→ TO BE DONE
Word for word, copy all the data and drop the pictures.

→ RECORDS PROVIDED

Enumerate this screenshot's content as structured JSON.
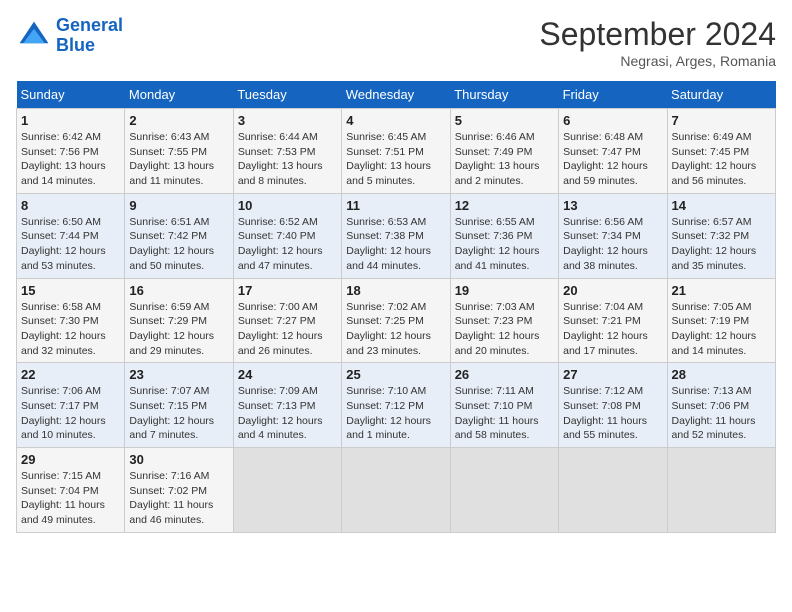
{
  "header": {
    "logo_line1": "General",
    "logo_line2": "Blue",
    "month": "September 2024",
    "location": "Negrasi, Arges, Romania"
  },
  "columns": [
    "Sunday",
    "Monday",
    "Tuesday",
    "Wednesday",
    "Thursday",
    "Friday",
    "Saturday"
  ],
  "weeks": [
    [
      {
        "day": "1",
        "info": "Sunrise: 6:42 AM\nSunset: 7:56 PM\nDaylight: 13 hours\nand 14 minutes."
      },
      {
        "day": "2",
        "info": "Sunrise: 6:43 AM\nSunset: 7:55 PM\nDaylight: 13 hours\nand 11 minutes."
      },
      {
        "day": "3",
        "info": "Sunrise: 6:44 AM\nSunset: 7:53 PM\nDaylight: 13 hours\nand 8 minutes."
      },
      {
        "day": "4",
        "info": "Sunrise: 6:45 AM\nSunset: 7:51 PM\nDaylight: 13 hours\nand 5 minutes."
      },
      {
        "day": "5",
        "info": "Sunrise: 6:46 AM\nSunset: 7:49 PM\nDaylight: 13 hours\nand 2 minutes."
      },
      {
        "day": "6",
        "info": "Sunrise: 6:48 AM\nSunset: 7:47 PM\nDaylight: 12 hours\nand 59 minutes."
      },
      {
        "day": "7",
        "info": "Sunrise: 6:49 AM\nSunset: 7:45 PM\nDaylight: 12 hours\nand 56 minutes."
      }
    ],
    [
      {
        "day": "8",
        "info": "Sunrise: 6:50 AM\nSunset: 7:44 PM\nDaylight: 12 hours\nand 53 minutes."
      },
      {
        "day": "9",
        "info": "Sunrise: 6:51 AM\nSunset: 7:42 PM\nDaylight: 12 hours\nand 50 minutes."
      },
      {
        "day": "10",
        "info": "Sunrise: 6:52 AM\nSunset: 7:40 PM\nDaylight: 12 hours\nand 47 minutes."
      },
      {
        "day": "11",
        "info": "Sunrise: 6:53 AM\nSunset: 7:38 PM\nDaylight: 12 hours\nand 44 minutes."
      },
      {
        "day": "12",
        "info": "Sunrise: 6:55 AM\nSunset: 7:36 PM\nDaylight: 12 hours\nand 41 minutes."
      },
      {
        "day": "13",
        "info": "Sunrise: 6:56 AM\nSunset: 7:34 PM\nDaylight: 12 hours\nand 38 minutes."
      },
      {
        "day": "14",
        "info": "Sunrise: 6:57 AM\nSunset: 7:32 PM\nDaylight: 12 hours\nand 35 minutes."
      }
    ],
    [
      {
        "day": "15",
        "info": "Sunrise: 6:58 AM\nSunset: 7:30 PM\nDaylight: 12 hours\nand 32 minutes."
      },
      {
        "day": "16",
        "info": "Sunrise: 6:59 AM\nSunset: 7:29 PM\nDaylight: 12 hours\nand 29 minutes."
      },
      {
        "day": "17",
        "info": "Sunrise: 7:00 AM\nSunset: 7:27 PM\nDaylight: 12 hours\nand 26 minutes."
      },
      {
        "day": "18",
        "info": "Sunrise: 7:02 AM\nSunset: 7:25 PM\nDaylight: 12 hours\nand 23 minutes."
      },
      {
        "day": "19",
        "info": "Sunrise: 7:03 AM\nSunset: 7:23 PM\nDaylight: 12 hours\nand 20 minutes."
      },
      {
        "day": "20",
        "info": "Sunrise: 7:04 AM\nSunset: 7:21 PM\nDaylight: 12 hours\nand 17 minutes."
      },
      {
        "day": "21",
        "info": "Sunrise: 7:05 AM\nSunset: 7:19 PM\nDaylight: 12 hours\nand 14 minutes."
      }
    ],
    [
      {
        "day": "22",
        "info": "Sunrise: 7:06 AM\nSunset: 7:17 PM\nDaylight: 12 hours\nand 10 minutes."
      },
      {
        "day": "23",
        "info": "Sunrise: 7:07 AM\nSunset: 7:15 PM\nDaylight: 12 hours\nand 7 minutes."
      },
      {
        "day": "24",
        "info": "Sunrise: 7:09 AM\nSunset: 7:13 PM\nDaylight: 12 hours\nand 4 minutes."
      },
      {
        "day": "25",
        "info": "Sunrise: 7:10 AM\nSunset: 7:12 PM\nDaylight: 12 hours\nand 1 minute."
      },
      {
        "day": "26",
        "info": "Sunrise: 7:11 AM\nSunset: 7:10 PM\nDaylight: 11 hours\nand 58 minutes."
      },
      {
        "day": "27",
        "info": "Sunrise: 7:12 AM\nSunset: 7:08 PM\nDaylight: 11 hours\nand 55 minutes."
      },
      {
        "day": "28",
        "info": "Sunrise: 7:13 AM\nSunset: 7:06 PM\nDaylight: 11 hours\nand 52 minutes."
      }
    ],
    [
      {
        "day": "29",
        "info": "Sunrise: 7:15 AM\nSunset: 7:04 PM\nDaylight: 11 hours\nand 49 minutes."
      },
      {
        "day": "30",
        "info": "Sunrise: 7:16 AM\nSunset: 7:02 PM\nDaylight: 11 hours\nand 46 minutes."
      },
      {
        "day": "",
        "info": ""
      },
      {
        "day": "",
        "info": ""
      },
      {
        "day": "",
        "info": ""
      },
      {
        "day": "",
        "info": ""
      },
      {
        "day": "",
        "info": ""
      }
    ]
  ]
}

→ WRITTEN RESPONSE
Enumerate this screenshot's content as structured JSON.
{
  "header": {
    "logo_line1": "General",
    "logo_line2": "Blue",
    "month": "September 2024",
    "location": "Negrasi, Arges, Romania"
  },
  "columns": [
    "Sunday",
    "Monday",
    "Tuesday",
    "Wednesday",
    "Thursday",
    "Friday",
    "Saturday"
  ],
  "weeks": [
    [
      {
        "day": "1",
        "info": "Sunrise: 6:42 AM\nSunset: 7:56 PM\nDaylight: 13 hours\nand 14 minutes."
      },
      {
        "day": "2",
        "info": "Sunrise: 6:43 AM\nSunset: 7:55 PM\nDaylight: 13 hours\nand 11 minutes."
      },
      {
        "day": "3",
        "info": "Sunrise: 6:44 AM\nSunset: 7:53 PM\nDaylight: 13 hours\nand 8 minutes."
      },
      {
        "day": "4",
        "info": "Sunrise: 6:45 AM\nSunset: 7:51 PM\nDaylight: 13 hours\nand 5 minutes."
      },
      {
        "day": "5",
        "info": "Sunrise: 6:46 AM\nSunset: 7:49 PM\nDaylight: 13 hours\nand 2 minutes."
      },
      {
        "day": "6",
        "info": "Sunrise: 6:48 AM\nSunset: 7:47 PM\nDaylight: 12 hours\nand 59 minutes."
      },
      {
        "day": "7",
        "info": "Sunrise: 6:49 AM\nSunset: 7:45 PM\nDaylight: 12 hours\nand 56 minutes."
      }
    ],
    [
      {
        "day": "8",
        "info": "Sunrise: 6:50 AM\nSunset: 7:44 PM\nDaylight: 12 hours\nand 53 minutes."
      },
      {
        "day": "9",
        "info": "Sunrise: 6:51 AM\nSunset: 7:42 PM\nDaylight: 12 hours\nand 50 minutes."
      },
      {
        "day": "10",
        "info": "Sunrise: 6:52 AM\nSunset: 7:40 PM\nDaylight: 12 hours\nand 47 minutes."
      },
      {
        "day": "11",
        "info": "Sunrise: 6:53 AM\nSunset: 7:38 PM\nDaylight: 12 hours\nand 44 minutes."
      },
      {
        "day": "12",
        "info": "Sunrise: 6:55 AM\nSunset: 7:36 PM\nDaylight: 12 hours\nand 41 minutes."
      },
      {
        "day": "13",
        "info": "Sunrise: 6:56 AM\nSunset: 7:34 PM\nDaylight: 12 hours\nand 38 minutes."
      },
      {
        "day": "14",
        "info": "Sunrise: 6:57 AM\nSunset: 7:32 PM\nDaylight: 12 hours\nand 35 minutes."
      }
    ],
    [
      {
        "day": "15",
        "info": "Sunrise: 6:58 AM\nSunset: 7:30 PM\nDaylight: 12 hours\nand 32 minutes."
      },
      {
        "day": "16",
        "info": "Sunrise: 6:59 AM\nSunset: 7:29 PM\nDaylight: 12 hours\nand 29 minutes."
      },
      {
        "day": "17",
        "info": "Sunrise: 7:00 AM\nSunset: 7:27 PM\nDaylight: 12 hours\nand 26 minutes."
      },
      {
        "day": "18",
        "info": "Sunrise: 7:02 AM\nSunset: 7:25 PM\nDaylight: 12 hours\nand 23 minutes."
      },
      {
        "day": "19",
        "info": "Sunrise: 7:03 AM\nSunset: 7:23 PM\nDaylight: 12 hours\nand 20 minutes."
      },
      {
        "day": "20",
        "info": "Sunrise: 7:04 AM\nSunset: 7:21 PM\nDaylight: 12 hours\nand 17 minutes."
      },
      {
        "day": "21",
        "info": "Sunrise: 7:05 AM\nSunset: 7:19 PM\nDaylight: 12 hours\nand 14 minutes."
      }
    ],
    [
      {
        "day": "22",
        "info": "Sunrise: 7:06 AM\nSunset: 7:17 PM\nDaylight: 12 hours\nand 10 minutes."
      },
      {
        "day": "23",
        "info": "Sunrise: 7:07 AM\nSunset: 7:15 PM\nDaylight: 12 hours\nand 7 minutes."
      },
      {
        "day": "24",
        "info": "Sunrise: 7:09 AM\nSunset: 7:13 PM\nDaylight: 12 hours\nand 4 minutes."
      },
      {
        "day": "25",
        "info": "Sunrise: 7:10 AM\nSunset: 7:12 PM\nDaylight: 12 hours\nand 1 minute."
      },
      {
        "day": "26",
        "info": "Sunrise: 7:11 AM\nSunset: 7:10 PM\nDaylight: 11 hours\nand 58 minutes."
      },
      {
        "day": "27",
        "info": "Sunrise: 7:12 AM\nSunset: 7:08 PM\nDaylight: 11 hours\nand 55 minutes."
      },
      {
        "day": "28",
        "info": "Sunrise: 7:13 AM\nSunset: 7:06 PM\nDaylight: 11 hours\nand 52 minutes."
      }
    ],
    [
      {
        "day": "29",
        "info": "Sunrise: 7:15 AM\nSunset: 7:04 PM\nDaylight: 11 hours\nand 49 minutes."
      },
      {
        "day": "30",
        "info": "Sunrise: 7:16 AM\nSunset: 7:02 PM\nDaylight: 11 hours\nand 46 minutes."
      },
      {
        "day": "",
        "info": ""
      },
      {
        "day": "",
        "info": ""
      },
      {
        "day": "",
        "info": ""
      },
      {
        "day": "",
        "info": ""
      },
      {
        "day": "",
        "info": ""
      }
    ]
  ]
}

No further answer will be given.